> [THE PROBLEM] Output all of the entries below precisely as written.

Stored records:
- - -

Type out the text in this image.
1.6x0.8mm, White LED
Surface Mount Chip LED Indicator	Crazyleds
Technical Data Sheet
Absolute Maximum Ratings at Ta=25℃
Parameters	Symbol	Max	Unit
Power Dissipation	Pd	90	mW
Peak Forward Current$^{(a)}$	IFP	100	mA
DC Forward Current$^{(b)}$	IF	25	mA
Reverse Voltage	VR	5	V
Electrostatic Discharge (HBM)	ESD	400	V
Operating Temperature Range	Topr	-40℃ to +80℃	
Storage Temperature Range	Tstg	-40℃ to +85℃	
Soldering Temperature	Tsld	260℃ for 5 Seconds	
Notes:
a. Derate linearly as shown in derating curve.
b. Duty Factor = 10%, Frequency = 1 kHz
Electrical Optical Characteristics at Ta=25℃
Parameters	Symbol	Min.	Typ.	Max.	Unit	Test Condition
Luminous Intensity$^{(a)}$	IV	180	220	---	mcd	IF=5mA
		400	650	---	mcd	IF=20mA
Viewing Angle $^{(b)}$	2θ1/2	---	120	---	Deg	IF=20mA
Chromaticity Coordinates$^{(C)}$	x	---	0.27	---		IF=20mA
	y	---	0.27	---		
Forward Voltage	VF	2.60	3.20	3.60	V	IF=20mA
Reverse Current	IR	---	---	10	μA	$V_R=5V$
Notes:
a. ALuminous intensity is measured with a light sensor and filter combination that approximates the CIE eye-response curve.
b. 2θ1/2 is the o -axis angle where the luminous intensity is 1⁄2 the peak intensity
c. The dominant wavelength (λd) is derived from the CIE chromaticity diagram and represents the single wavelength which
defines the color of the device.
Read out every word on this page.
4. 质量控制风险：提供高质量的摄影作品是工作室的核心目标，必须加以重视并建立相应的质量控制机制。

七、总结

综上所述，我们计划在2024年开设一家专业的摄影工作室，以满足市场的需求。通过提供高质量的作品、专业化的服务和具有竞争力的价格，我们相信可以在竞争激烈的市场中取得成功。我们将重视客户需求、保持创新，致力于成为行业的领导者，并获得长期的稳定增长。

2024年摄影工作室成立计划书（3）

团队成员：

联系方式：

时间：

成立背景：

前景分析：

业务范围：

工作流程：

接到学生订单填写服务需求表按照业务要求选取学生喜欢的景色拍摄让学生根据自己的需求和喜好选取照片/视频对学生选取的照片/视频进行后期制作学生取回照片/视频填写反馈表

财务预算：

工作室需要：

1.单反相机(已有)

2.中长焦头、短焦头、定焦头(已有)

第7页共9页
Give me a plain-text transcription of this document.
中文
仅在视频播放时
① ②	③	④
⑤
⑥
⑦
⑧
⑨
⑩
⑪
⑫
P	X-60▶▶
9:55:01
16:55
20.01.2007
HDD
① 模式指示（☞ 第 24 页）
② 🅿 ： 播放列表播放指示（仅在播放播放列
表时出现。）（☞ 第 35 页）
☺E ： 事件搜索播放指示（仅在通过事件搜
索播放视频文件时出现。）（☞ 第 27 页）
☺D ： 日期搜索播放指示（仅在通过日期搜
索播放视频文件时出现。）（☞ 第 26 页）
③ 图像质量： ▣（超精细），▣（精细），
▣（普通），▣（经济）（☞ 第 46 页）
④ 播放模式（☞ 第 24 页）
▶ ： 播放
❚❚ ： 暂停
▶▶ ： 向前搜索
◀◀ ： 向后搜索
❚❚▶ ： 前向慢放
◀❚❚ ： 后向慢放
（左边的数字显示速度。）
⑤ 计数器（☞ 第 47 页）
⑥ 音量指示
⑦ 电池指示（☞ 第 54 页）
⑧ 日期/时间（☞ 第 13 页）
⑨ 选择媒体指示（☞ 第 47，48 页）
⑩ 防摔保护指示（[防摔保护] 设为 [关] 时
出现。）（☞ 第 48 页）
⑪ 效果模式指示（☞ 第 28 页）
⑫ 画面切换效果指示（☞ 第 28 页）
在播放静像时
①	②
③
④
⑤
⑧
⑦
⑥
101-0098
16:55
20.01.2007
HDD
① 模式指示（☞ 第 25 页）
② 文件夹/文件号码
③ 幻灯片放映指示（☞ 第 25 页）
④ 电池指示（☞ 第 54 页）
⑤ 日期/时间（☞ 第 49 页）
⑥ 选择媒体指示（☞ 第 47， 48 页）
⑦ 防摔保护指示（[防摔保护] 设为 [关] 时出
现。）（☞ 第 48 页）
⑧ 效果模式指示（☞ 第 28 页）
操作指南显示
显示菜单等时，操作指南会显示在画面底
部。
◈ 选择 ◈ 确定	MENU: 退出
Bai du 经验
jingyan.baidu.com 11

- - -

> [SOLUTION]
Type out the text in this image.
1.6x0.8mm, White LED
Surface Mount Chip LED Indicator	Crazyleds
Technical Data Sheet
Absolute Maximum Ratings at Ta=25℃
Parameters	Symbol	Max	Unit
Power Dissipation	Pd	90	mW
Peak Forward Current$^{(a)}$	IFP	100	mA
DC Forward Current$^{(b)}$	IF	25	mA
Reverse Voltage	VR	5	V
Electrostatic Discharge (HBM)	ESD	400	V
Operating Temperature Range	Topr	-40℃ to +80℃	
Storage Temperature Range	Tstg	-40℃ to +85℃	
Soldering Temperature	Tsld	260℃ for 5 Seconds	
Notes:
a. Derate linearly as shown in derating curve.
b. Duty Factor = 10%, Frequency = 1 kHz
Electrical Optical Characteristics at Ta=25℃
Parameters	Symbol	Min.	Typ.	Max.	Unit	Test Condition
Luminous Intensity$^{(a)}$	IV	180	220	---	mcd	IF=5mA
		400	650	---	mcd	IF=20mA
Viewing Angle $^{(b)}$	2θ1/2	---	120	---	Deg	IF=20mA
Chromaticity Coordinates$^{(C)}$	x	---	0.27	---		IF=20mA
	y	---	0.27	---		
Forward Voltage	VF	2.60	3.20	3.60	V	IF=20mA
Reverse Current	IR	---	---	10	μA	$V_R=5V$
Notes:
a. ALuminous intensity is measured with a light sensor and filter combination that approximates the CIE eye-response curve.
b. 2θ1/2 is the o -axis angle where the luminous intensity is 1⁄2 the peak intensity
c. The dominant wavelength (λd) is derived from the CIE chromaticity diagram and represents the single wavelength which
defines the color of the device.
Read out every word on this page.
4. 质量控制风险：提供高质量的摄影作品是工作室的核心目标，必须加以重视并建立相应的质量控制机制。

七、总结

综上所述，我们计划在2024年开设一家专业的摄影工作室，以满足市场的需求。通过提供高质量的作品、专业化的服务和具有竞争力的价格，我们相信可以在竞争激烈的市场中取得成功。我们将重视客户需求、保持创新，致力于成为行业的领导者，并获得长期的稳定增长。

2024年摄影工作室成立计划书（3）

团队成员：

联系方式：

时间：

成立背景：

前景分析：

业务范围：

工作流程：

接到学生订单填写服务需求表按照业务要求选取学生喜欢的景色拍摄让学生根据自己的需求和喜好选取照片/视频对学生选取的照片/视频进行后期制作学生取回照片/视频填写反馈表

财务预算：

工作室需要：

1.单反相机(已有)

2.中长焦头、短焦头、定焦头(已有)

第7页共9页
Give me a plain-text transcription of this document.
中文
仅在视频播放时
① ②	③	④
⑤
⑥
⑦
⑧
⑨
⑩
⑪
⑫
P	X-60▶▶
9:55:01
16:55
20.01.2007
HDD
① 模式指示（☞ 第 24 页）
② 🅿 ： 播放列表播放指示（仅在播放播放列
表时出现。）（☞ 第 35 页）
☺E ： 事件搜索播放指示（仅在通过事件搜
索播放视频文件时出现。）（☞ 第 27 页）
☺D ： 日期搜索播放指示（仅在通过日期搜
索播放视频文件时出现。）（☞ 第 26 页）
③ 图像质量： ▣（超精细），▣（精细），
▣（普通），▣（经济）（☞ 第 46 页）
④ 播放模式（☞ 第 24 页）
▶ ： 播放
❚❚ ： 暂停
▶▶ ： 向前搜索
◀◀ ： 向后搜索
❚❚▶ ： 前向慢放
◀❚❚ ： 后向慢放
（左边的数字显示速度。）
⑤ 计数器（☞ 第 47 页）
⑥ 音量指示
⑦ 电池指示（☞ 第 54 页）
⑧ 日期/时间（☞ 第 13 页）
⑨ 选择媒体指示（☞ 第 47，48 页）
⑩ 防摔保护指示（[防摔保护] 设为 [关] 时
出现。）（☞ 第 48 页）
⑪ 效果模式指示（☞ 第 28 页）
⑫ 画面切换效果指示（☞ 第 28 页）
在播放静像时
①	②
③
④
⑤
⑧
⑦
⑥
101-0098
16:55
20.01.2007
HDD
① 模式指示（☞ 第 25 页）
② 文件夹/文件号码
③ 幻灯片放映指示（☞ 第 25 页）
④ 电池指示（☞ 第 54 页）
⑤ 日期/时间（☞ 第 49 页）
⑥ 选择媒体指示（☞ 第 47， 48 页）
⑦ 防摔保护指示（[防摔保护] 设为 [关] 时出
现。）（☞ 第 48 页）
⑧ 效果模式指示（☞ 第 28 页）
操作指南显示
显示菜单等时，操作指南会显示在画面底
部。
◈ 选择 ◈ 确定	MENU: 退出
Bai du 经验
jingyan.baidu.com 11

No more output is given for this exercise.